Given request: Check every line of the material below for the string "musste", and return the ones that have it.

BEGIN Records supplied

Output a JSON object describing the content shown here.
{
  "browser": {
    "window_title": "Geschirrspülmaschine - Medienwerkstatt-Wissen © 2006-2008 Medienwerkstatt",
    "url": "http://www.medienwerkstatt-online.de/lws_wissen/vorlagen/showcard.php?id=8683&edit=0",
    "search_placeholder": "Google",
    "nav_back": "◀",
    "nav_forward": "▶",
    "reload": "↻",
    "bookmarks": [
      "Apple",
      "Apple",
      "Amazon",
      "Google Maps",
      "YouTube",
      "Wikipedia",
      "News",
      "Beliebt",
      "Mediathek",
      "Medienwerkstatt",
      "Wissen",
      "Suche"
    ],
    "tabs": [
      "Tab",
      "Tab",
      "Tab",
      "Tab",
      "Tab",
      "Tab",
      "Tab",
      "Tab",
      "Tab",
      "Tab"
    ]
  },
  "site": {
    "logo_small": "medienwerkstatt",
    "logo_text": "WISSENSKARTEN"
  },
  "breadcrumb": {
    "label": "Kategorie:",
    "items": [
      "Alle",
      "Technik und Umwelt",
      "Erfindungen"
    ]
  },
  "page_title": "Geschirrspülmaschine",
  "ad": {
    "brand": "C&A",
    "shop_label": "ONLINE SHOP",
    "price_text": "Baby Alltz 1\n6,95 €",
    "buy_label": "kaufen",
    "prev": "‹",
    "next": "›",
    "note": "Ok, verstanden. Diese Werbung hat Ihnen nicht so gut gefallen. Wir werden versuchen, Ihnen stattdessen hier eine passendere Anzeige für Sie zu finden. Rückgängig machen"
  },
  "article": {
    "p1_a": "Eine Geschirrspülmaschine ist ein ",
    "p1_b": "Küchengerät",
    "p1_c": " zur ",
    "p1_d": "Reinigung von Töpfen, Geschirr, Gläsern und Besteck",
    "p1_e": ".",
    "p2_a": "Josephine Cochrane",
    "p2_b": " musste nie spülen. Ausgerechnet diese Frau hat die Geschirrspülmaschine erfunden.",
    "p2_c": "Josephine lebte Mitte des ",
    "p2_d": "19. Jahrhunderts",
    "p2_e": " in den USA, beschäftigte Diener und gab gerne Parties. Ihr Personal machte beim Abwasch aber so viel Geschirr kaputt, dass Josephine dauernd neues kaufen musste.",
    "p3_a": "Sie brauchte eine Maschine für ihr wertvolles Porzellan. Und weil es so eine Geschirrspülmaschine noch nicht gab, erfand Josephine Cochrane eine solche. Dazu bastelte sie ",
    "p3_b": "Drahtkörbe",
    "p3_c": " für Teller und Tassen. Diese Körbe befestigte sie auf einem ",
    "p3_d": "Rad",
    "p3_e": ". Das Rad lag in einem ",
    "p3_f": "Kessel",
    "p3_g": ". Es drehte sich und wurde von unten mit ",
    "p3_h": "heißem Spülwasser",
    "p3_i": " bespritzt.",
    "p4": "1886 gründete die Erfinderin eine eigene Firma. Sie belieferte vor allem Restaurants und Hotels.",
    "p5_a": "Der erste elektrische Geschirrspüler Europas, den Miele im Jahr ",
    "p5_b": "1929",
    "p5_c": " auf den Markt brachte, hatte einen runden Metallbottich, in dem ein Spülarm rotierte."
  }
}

END Records supplied

Response for this exercise:
    "p2_b": " musste nie spülen. Ausgerechnet diese Frau hat die Geschirrspülmaschine erfunden.",
    "p2_e": " in den USA, beschäftigte Diener und gab gerne Parties. Ihr Personal machte beim Abwasch aber so viel Geschirr kaputt, dass Josephine dauernd neues kaufen musste.",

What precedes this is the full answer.